START
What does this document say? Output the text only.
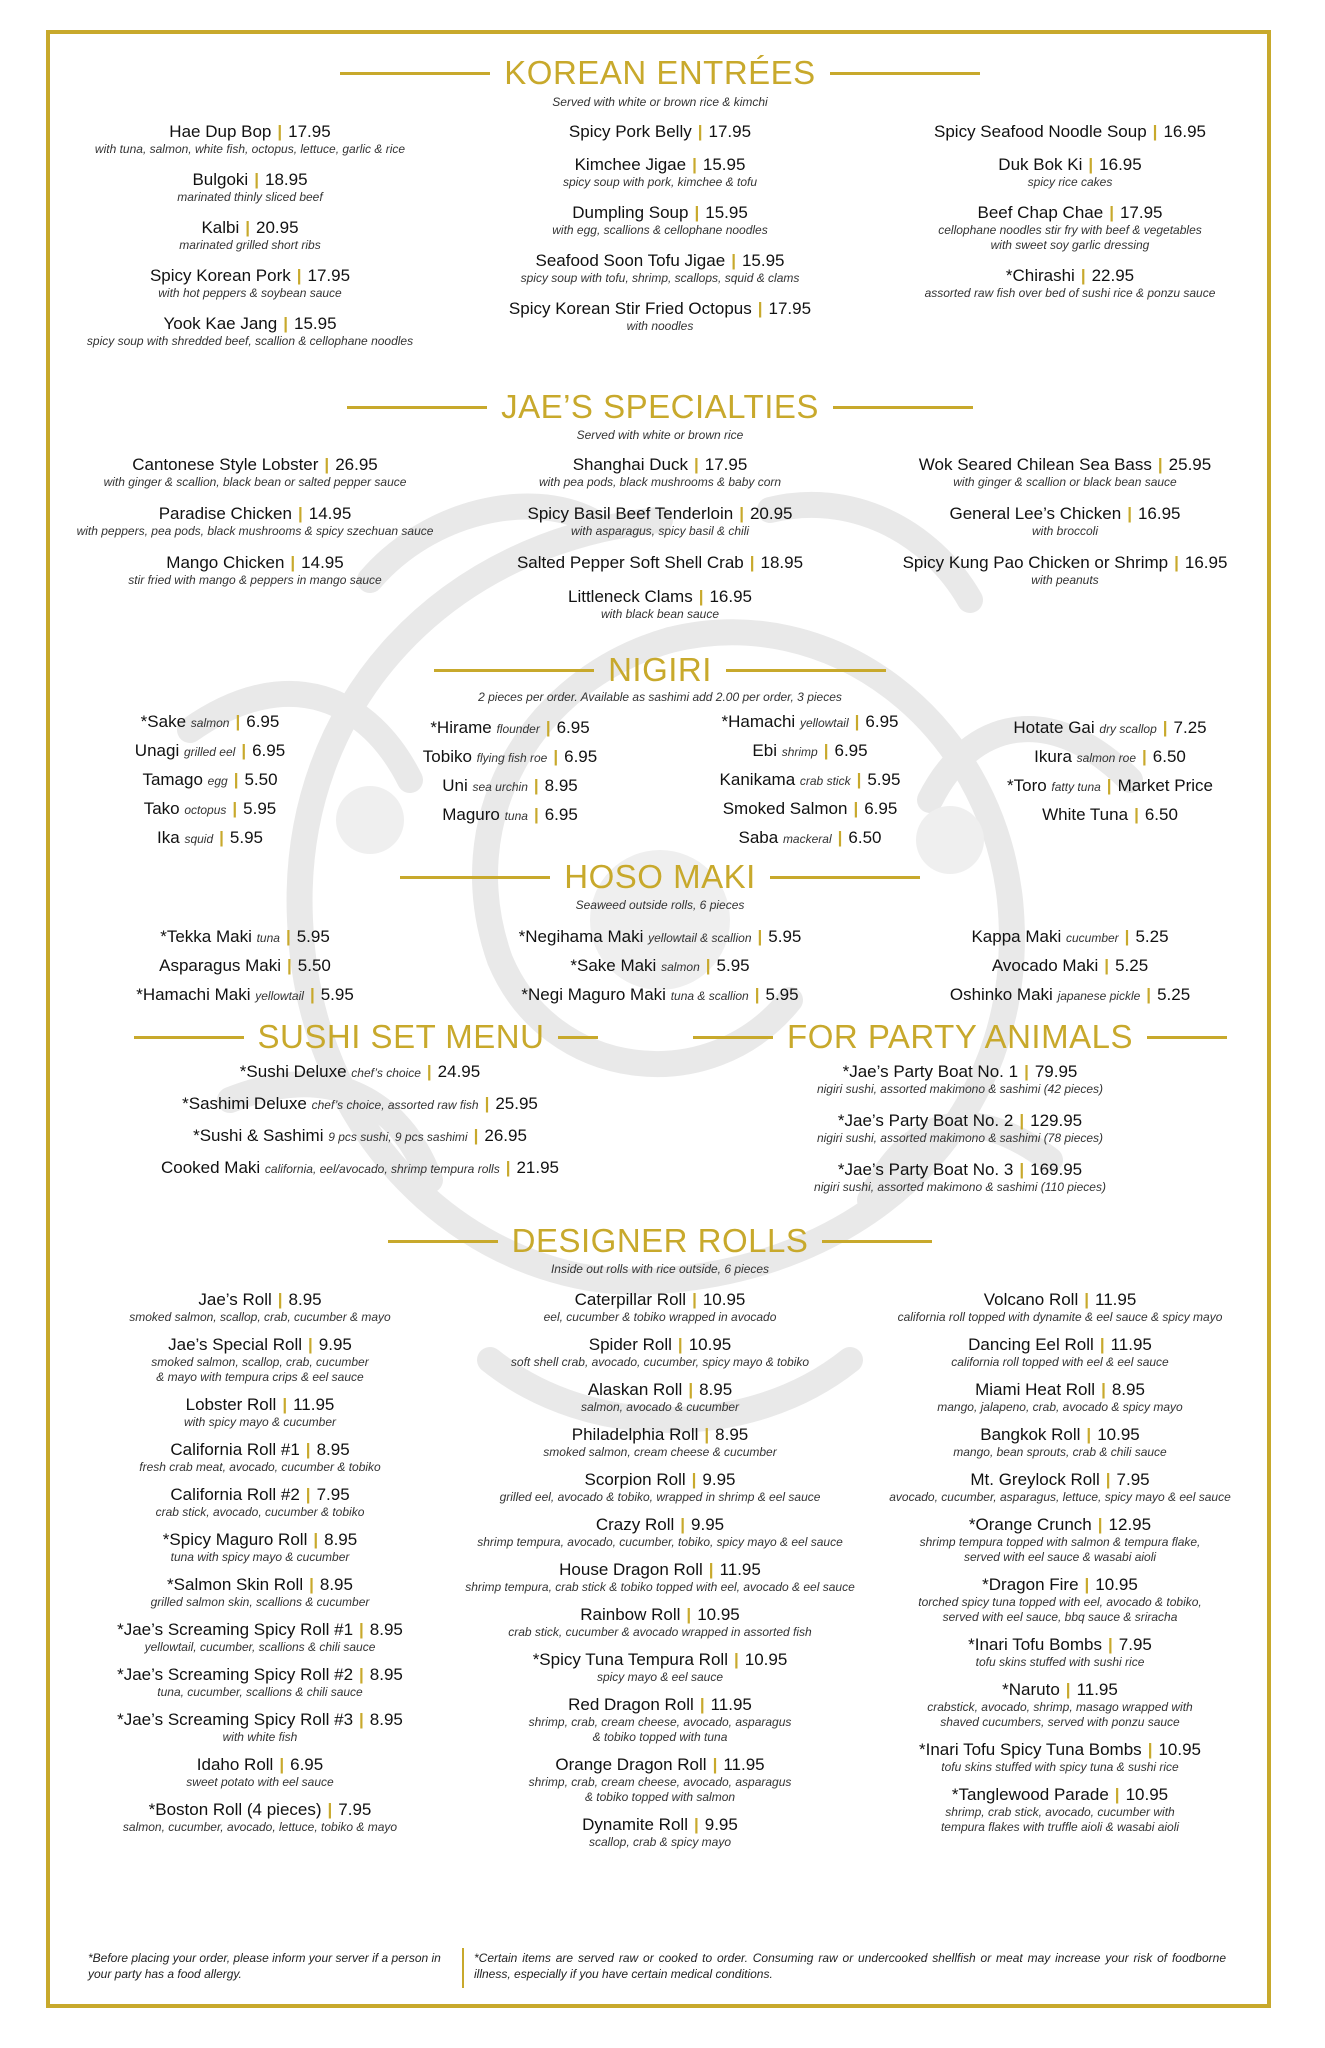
KOREAN ENTRÉES
Served with white or brown rice & kimchi
Hae Dup Bop | 17.95
with tuna, salmon, white fish, octopus, lettuce, garlic & rice
Bulgoki | 18.95
marinated thinly sliced beef
Kalbi | 20.95
marinated grilled short ribs
Spicy Korean Pork | 17.95
with hot peppers & soybean sauce
Yook Kae Jang | 15.95
spicy soup with shredded beef, scallion & cellophane noodles
Spicy Pork Belly | 17.95
Kimchee Jigae | 15.95
spicy soup with pork, kimchee & tofu
Dumpling Soup | 15.95
with egg, scallions & cellophane noodles
Seafood Soon Tofu Jigae | 15.95
spicy soup with tofu, shrimp, scallops, squid & clams
Spicy Korean Stir Fried Octopus | 17.95
with noodles
Spicy Seafood Noodle Soup | 16.95
Duk Bok Ki | 16.95
spicy rice cakes
Beef Chap Chae | 17.95
cellophane noodles stir fry with beef & vegetables
with sweet soy garlic dressing
*Chirashi | 22.95
assorted raw fish over bed of sushi rice & ponzu sauce
JAE’S SPECIALTIES
Served with white or brown rice
Cantonese Style Lobster | 26.95
with ginger & scallion, black bean or salted pepper sauce
Paradise Chicken | 14.95
with peppers, pea pods, black mushrooms & spicy szechuan sauce
Mango Chicken | 14.95
stir fried with mango & peppers in mango sauce
Shanghai Duck | 17.95
with pea pods, black mushrooms & baby corn
Spicy Basil Beef Tenderloin | 20.95
with asparagus, spicy basil & chili
Salted Pepper Soft Shell Crab | 18.95
Littleneck Clams | 16.95
with black bean sauce
Wok Seared Chilean Sea Bass | 25.95
with ginger & scallion or black bean sauce
General Lee’s Chicken | 16.95
with broccoli
Spicy Kung Pao Chicken or Shrimp | 16.95
with peanuts
NIGIRI
2 pieces per order. Available as sashimi add 2.00 per order, 3 pieces
*Sake salmon | 6.95
Unagi grilled eel | 6.95
Tamago egg | 5.50
Tako octopus | 5.95
Ika squid | 5.95
*Hirame flounder | 6.95
Tobiko flying fish roe | 6.95
Uni sea urchin | 8.95
Maguro tuna | 6.95
*Hamachi yellowtail | 6.95
Ebi shrimp | 6.95
Kanikama crab stick | 5.95
Smoked Salmon | 6.95
Saba mackeral | 6.50
Hotate Gai dry scallop | 7.25
Ikura salmon roe | 6.50
*Toro fatty tuna | Market Price
White Tuna | 6.50
HOSO MAKI
Seaweed outside rolls, 6 pieces
*Tekka Maki tuna | 5.95
Asparagus Maki | 5.50
*Hamachi Maki yellowtail | 5.95
*Negihama Maki yellowtail & scallion | 5.95
*Sake Maki salmon | 5.95
*Negi Maguro Maki tuna & scallion | 5.95
Kappa Maki cucumber | 5.25
Avocado Maki | 5.25
Oshinko Maki japanese pickle | 5.25
SUSHI SET MENU
*Sushi Deluxe chef’s choice | 24.95
*Sashimi Deluxe chef’s choice, assorted raw fish | 25.95
*Sushi & Sashimi 9 pcs sushi, 9 pcs sashimi | 26.95
Cooked Maki california, eel/avocado, shrimp tempura rolls | 21.95
FOR PARTY ANIMALS
*Jae’s Party Boat No. 1 | 79.95
nigiri sushi, assorted makimono & sashimi (42 pieces)
*Jae’s Party Boat No. 2 | 129.95
nigiri sushi, assorted makimono & sashimi (78 pieces)
*Jae’s Party Boat No. 3 | 169.95
nigiri sushi, assorted makimono & sashimi (110 pieces)
DESIGNER ROLLS
Inside out rolls with rice outside, 6 pieces
Jae’s Roll | 8.95
smoked salmon, scallop, crab, cucumber & mayo
Jae’s Special Roll | 9.95
smoked salmon, scallop, crab, cucumber
& mayo with tempura crips & eel sauce
Lobster Roll | 11.95
with spicy mayo & cucumber
California Roll #1 | 8.95
fresh crab meat, avocado, cucumber & tobiko
California Roll #2 | 7.95
crab stick, avocado, cucumber & tobiko
*Spicy Maguro Roll | 8.95
tuna with spicy mayo & cucumber
*Salmon Skin Roll | 8.95
grilled salmon skin, scallions & cucumber
*Jae’s Screaming Spicy Roll #1 | 8.95
yellowtail, cucumber, scallions & chili sauce
*Jae’s Screaming Spicy Roll #2 | 8.95
tuna, cucumber, scallions & chili sauce
*Jae’s Screaming Spicy Roll #3 | 8.95
with white fish
Idaho Roll | 6.95
sweet potato with eel sauce
*Boston Roll (4 pieces) | 7.95
salmon, cucumber, avocado, lettuce, tobiko & mayo
Caterpillar Roll | 10.95
eel, cucumber & tobiko wrapped in avocado
Spider Roll | 10.95
soft shell crab, avocado, cucumber, spicy mayo & tobiko
Alaskan Roll | 8.95
salmon, avocado & cucumber
Philadelphia Roll | 8.95
smoked salmon, cream cheese & cucumber
Scorpion Roll | 9.95
grilled eel, avocado & tobiko, wrapped in shrimp & eel sauce
Crazy Roll | 9.95
shrimp tempura, avocado, cucumber, tobiko, spicy mayo & eel sauce
House Dragon Roll | 11.95
shrimp tempura, crab stick & tobiko topped with eel, avocado & eel sauce
Rainbow Roll | 10.95
crab stick, cucumber & avocado wrapped in assorted fish
*Spicy Tuna Tempura Roll | 10.95
spicy mayo & eel sauce
Red Dragon Roll | 11.95
shrimp, crab, cream cheese, avocado, asparagus
& tobiko topped with tuna
Orange Dragon Roll | 11.95
shrimp, crab, cream cheese, avocado, asparagus
& tobiko topped with salmon
Dynamite Roll | 9.95
scallop, crab & spicy mayo
Volcano Roll | 11.95
california roll topped with dynamite & eel sauce & spicy mayo
Dancing Eel Roll | 11.95
california roll topped with eel & eel sauce
Miami Heat Roll | 8.95
mango, jalapeno, crab, avocado & spicy mayo
Bangkok Roll | 10.95
mango, bean sprouts, crab & chili sauce
Mt. Greylock Roll | 7.95
avocado, cucumber, asparagus, lettuce, spicy mayo & eel sauce
*Orange Crunch | 12.95
shrimp tempura topped with salmon & tempura flake,
served with eel sauce & wasabi aioli
*Dragon Fire | 10.95
torched spicy tuna topped with eel, avocado & tobiko,
served with eel sauce, bbq sauce & sriracha
*Inari Tofu Bombs | 7.95
tofu skins stuffed with sushi rice
*Naruto | 11.95
crabstick, avocado, shrimp, masago wrapped with
shaved cucumbers, served with ponzu sauce
*Inari Tofu Spicy Tuna Bombs | 10.95
tofu skins stuffed with spicy tuna & sushi rice
*Tanglewood Parade | 10.95
shrimp, crab stick, avocado, cucumber with
tempura flakes with truffle aioli & wasabi aioli
*Before placing your order, please inform your server if a person in your party has a food allergy.
*Certain items are served raw or cooked to order. Consuming raw or undercooked shellfish or meat may increase your risk of foodborne illness, especially if you have certain medical conditions.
END
**Exercise brief:**
Will you restate every entry word for word and omit the images?

**Task solution:**
What does this document say? Output the text only.
KOREAN ENTRÉES
Served with white or brown rice & kimchi
Hae Dup Bop | 17.95
with tuna, salmon, white fish, octopus, lettuce, garlic & rice
Bulgoki | 18.95
marinated thinly sliced beef
Kalbi | 20.95
marinated grilled short ribs
Spicy Korean Pork | 17.95
with hot peppers & soybean sauce
Yook Kae Jang | 15.95
spicy soup with shredded beef, scallion & cellophane noodles
Spicy Pork Belly | 17.95
Kimchee Jigae | 15.95
spicy soup with pork, kimchee & tofu
Dumpling Soup | 15.95
with egg, scallions & cellophane noodles
Seafood Soon Tofu Jigae | 15.95
spicy soup with tofu, shrimp, scallops, squid & clams
Spicy Korean Stir Fried Octopus | 17.95
with noodles
Spicy Seafood Noodle Soup | 16.95
Duk Bok Ki | 16.95
spicy rice cakes
Beef Chap Chae | 17.95
cellophane noodles stir fry with beef & vegetables
with sweet soy garlic dressing
*Chirashi | 22.95
assorted raw fish over bed of sushi rice & ponzu sauce
JAE’S SPECIALTIES
Served with white or brown rice
Cantonese Style Lobster | 26.95
with ginger & scallion, black bean or salted pepper sauce
Paradise Chicken | 14.95
with peppers, pea pods, black mushrooms & spicy szechuan sauce
Mango Chicken | 14.95
stir fried with mango & peppers in mango sauce
Shanghai Duck | 17.95
with pea pods, black mushrooms & baby corn
Spicy Basil Beef Tenderloin | 20.95
with asparagus, spicy basil & chili
Salted Pepper Soft Shell Crab | 18.95
Littleneck Clams | 16.95
with black bean sauce
Wok Seared Chilean Sea Bass | 25.95
with ginger & scallion or black bean sauce
General Lee’s Chicken | 16.95
with broccoli
Spicy Kung Pao Chicken or Shrimp | 16.95
with peanuts
NIGIRI
2 pieces per order. Available as sashimi add 2.00 per order, 3 pieces
*Sake salmon | 6.95
Unagi grilled eel | 6.95
Tamago egg | 5.50
Tako octopus | 5.95
Ika squid | 5.95
*Hirame flounder | 6.95
Tobiko flying fish roe | 6.95
Uni sea urchin | 8.95
Maguro tuna | 6.95
*Hamachi yellowtail | 6.95
Ebi shrimp | 6.95
Kanikama crab stick | 5.95
Smoked Salmon | 6.95
Saba mackeral | 6.50
Hotate Gai dry scallop | 7.25
Ikura salmon roe | 6.50
*Toro fatty tuna | Market Price
White Tuna | 6.50
HOSO MAKI
Seaweed outside rolls, 6 pieces
*Tekka Maki tuna | 5.95
Asparagus Maki | 5.50
*Hamachi Maki yellowtail | 5.95
*Negihama Maki yellowtail & scallion | 5.95
*Sake Maki salmon | 5.95
*Negi Maguro Maki tuna & scallion | 5.95
Kappa Maki cucumber | 5.25
Avocado Maki | 5.25
Oshinko Maki japanese pickle | 5.25
SUSHI SET MENU
*Sushi Deluxe chef’s choice | 24.95
*Sashimi Deluxe chef’s choice, assorted raw fish | 25.95
*Sushi & Sashimi 9 pcs sushi, 9 pcs sashimi | 26.95
Cooked Maki california, eel/avocado, shrimp tempura rolls | 21.95
FOR PARTY ANIMALS
*Jae’s Party Boat No. 1 | 79.95
nigiri sushi, assorted makimono & sashimi (42 pieces)
*Jae’s Party Boat No. 2 | 129.95
nigiri sushi, assorted makimono & sashimi (78 pieces)
*Jae’s Party Boat No. 3 | 169.95
nigiri sushi, assorted makimono & sashimi (110 pieces)
DESIGNER ROLLS
Inside out rolls with rice outside, 6 pieces
Jae’s Roll | 8.95
smoked salmon, scallop, crab, cucumber & mayo
Jae’s Special Roll | 9.95
smoked salmon, scallop, crab, cucumber
& mayo with tempura crips & eel sauce
Lobster Roll | 11.95
with spicy mayo & cucumber
California Roll #1 | 8.95
fresh crab meat, avocado, cucumber & tobiko
California Roll #2 | 7.95
crab stick, avocado, cucumber & tobiko
*Spicy Maguro Roll | 8.95
tuna with spicy mayo & cucumber
*Salmon Skin Roll | 8.95
grilled salmon skin, scallions & cucumber
*Jae’s Screaming Spicy Roll #1 | 8.95
yellowtail, cucumber, scallions & chili sauce
*Jae’s Screaming Spicy Roll #2 | 8.95
tuna, cucumber, scallions & chili sauce
*Jae’s Screaming Spicy Roll #3 | 8.95
with white fish
Idaho Roll | 6.95
sweet potato with eel sauce
*Boston Roll (4 pieces) | 7.95
salmon, cucumber, avocado, lettuce, tobiko & mayo
Caterpillar Roll | 10.95
eel, cucumber & tobiko wrapped in avocado
Spider Roll | 10.95
soft shell crab, avocado, cucumber, spicy mayo & tobiko
Alaskan Roll | 8.95
salmon, avocado & cucumber
Philadelphia Roll | 8.95
smoked salmon, cream cheese & cucumber
Scorpion Roll | 9.95
grilled eel, avocado & tobiko, wrapped in shrimp & eel sauce
Crazy Roll | 9.95
shrimp tempura, avocado, cucumber, tobiko, spicy mayo & eel sauce
House Dragon Roll | 11.95
shrimp tempura, crab stick & tobiko topped with eel, avocado & eel sauce
Rainbow Roll | 10.95
crab stick, cucumber & avocado wrapped in assorted fish
*Spicy Tuna Tempura Roll | 10.95
spicy mayo & eel sauce
Red Dragon Roll | 11.95
shrimp, crab, cream cheese, avocado, asparagus
& tobiko topped with tuna
Orange Dragon Roll | 11.95
shrimp, crab, cream cheese, avocado, asparagus
& tobiko topped with salmon
Dynamite Roll | 9.95
scallop, crab & spicy mayo
Volcano Roll | 11.95
california roll topped with dynamite & eel sauce & spicy mayo
Dancing Eel Roll | 11.95
california roll topped with eel & eel sauce
Miami Heat Roll | 8.95
mango, jalapeno, crab, avocado & spicy mayo
Bangkok Roll | 10.95
mango, bean sprouts, crab & chili sauce
Mt. Greylock Roll | 7.95
avocado, cucumber, asparagus, lettuce, spicy mayo & eel sauce
*Orange Crunch | 12.95
shrimp tempura topped with salmon & tempura flake,
served with eel sauce & wasabi aioli
*Dragon Fire | 10.95
torched spicy tuna topped with eel, avocado & tobiko,
served with eel sauce, bbq sauce & sriracha
*Inari Tofu Bombs | 7.95
tofu skins stuffed with sushi rice
*Naruto | 11.95
crabstick, avocado, shrimp, masago wrapped with
shaved cucumbers, served with ponzu sauce
*Inari Tofu Spicy Tuna Bombs | 10.95
tofu skins stuffed with spicy tuna & sushi rice
*Tanglewood Parade | 10.95
shrimp, crab stick, avocado, cucumber with
tempura flakes with truffle aioli & wasabi aioli
*Before placing your order, please inform your server if a person in your party has a food allergy.
*Certain items are served raw or cooked to order. Consuming raw or undercooked shellfish or meat may increase your risk of foodborne illness, especially if you have certain medical conditions.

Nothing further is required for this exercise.